The problem → Give back the full material, exactly as it reads.
------------------------------
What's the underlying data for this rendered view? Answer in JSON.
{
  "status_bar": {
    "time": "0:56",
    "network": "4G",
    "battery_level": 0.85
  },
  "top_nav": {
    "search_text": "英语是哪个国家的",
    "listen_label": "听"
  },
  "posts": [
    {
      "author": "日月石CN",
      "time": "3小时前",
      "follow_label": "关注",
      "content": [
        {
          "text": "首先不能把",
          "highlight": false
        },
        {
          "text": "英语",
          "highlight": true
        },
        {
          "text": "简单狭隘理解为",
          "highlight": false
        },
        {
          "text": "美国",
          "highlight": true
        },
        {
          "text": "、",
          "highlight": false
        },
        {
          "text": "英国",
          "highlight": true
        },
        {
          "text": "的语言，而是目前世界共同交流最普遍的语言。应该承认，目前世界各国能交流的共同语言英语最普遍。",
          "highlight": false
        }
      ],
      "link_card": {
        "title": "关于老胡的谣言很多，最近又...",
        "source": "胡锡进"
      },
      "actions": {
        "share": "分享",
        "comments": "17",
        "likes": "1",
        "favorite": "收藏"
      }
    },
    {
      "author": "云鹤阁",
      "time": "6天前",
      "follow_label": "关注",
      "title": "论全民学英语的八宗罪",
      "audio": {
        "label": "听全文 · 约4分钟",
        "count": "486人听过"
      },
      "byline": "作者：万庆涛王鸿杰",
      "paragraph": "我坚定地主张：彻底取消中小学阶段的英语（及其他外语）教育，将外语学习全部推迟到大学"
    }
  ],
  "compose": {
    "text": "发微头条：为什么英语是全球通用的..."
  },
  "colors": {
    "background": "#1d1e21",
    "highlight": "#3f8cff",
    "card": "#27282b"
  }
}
------------------------------
The response →
What's the underlying data for this rendered view? Answer in JSON.
{
  "status_bar": {
    "time": "0:56",
    "network": "4G",
    "battery_level": 0.85
  },
  "top_nav": {
    "search_text": "英语是哪个国家的",
    "listen_label": "听"
  },
  "posts": [
    {
      "author": "日月石CN",
      "time": "3小时前",
      "follow_label": "关注",
      "content": [
        {
          "text": "首先不能把",
          "highlight": false
        },
        {
          "text": "英语",
          "highlight": true
        },
        {
          "text": "简单狭隘理解为",
          "highlight": false
        },
        {
          "text": "美国",
          "highlight": true
        },
        {
          "text": "、",
          "highlight": false
        },
        {
          "text": "英国",
          "highlight": true
        },
        {
          "text": "的语言，而是目前世界共同交流最普遍的语言。应该承认，目前世界各国能交流的共同语言英语最普遍。",
          "highlight": false
        }
      ],
      "link_card": {
        "title": "关于老胡的谣言很多，最近又...",
        "source": "胡锡进"
      },
      "actions": {
        "share": "分享",
        "comments": "17",
        "likes": "1",
        "favorite": "收藏"
      }
    },
    {
      "author": "云鹤阁",
      "time": "6天前",
      "follow_label": "关注",
      "title": "论全民学英语的八宗罪",
      "audio": {
        "label": "听全文 · 约4分钟",
        "count": "486人听过"
      },
      "byline": "作者：万庆涛王鸿杰",
      "paragraph": "我坚定地主张：彻底取消中小学阶段的英语（及其他外语）教育，将外语学习全部推迟到大学"
    }
  ],
  "compose": {
    "text": "发微头条：为什么英语是全球通用的..."
  },
  "colors": {
    "background": "#1d1e21",
    "highlight": "#3f8cff",
    "card": "#27282b"
  }
}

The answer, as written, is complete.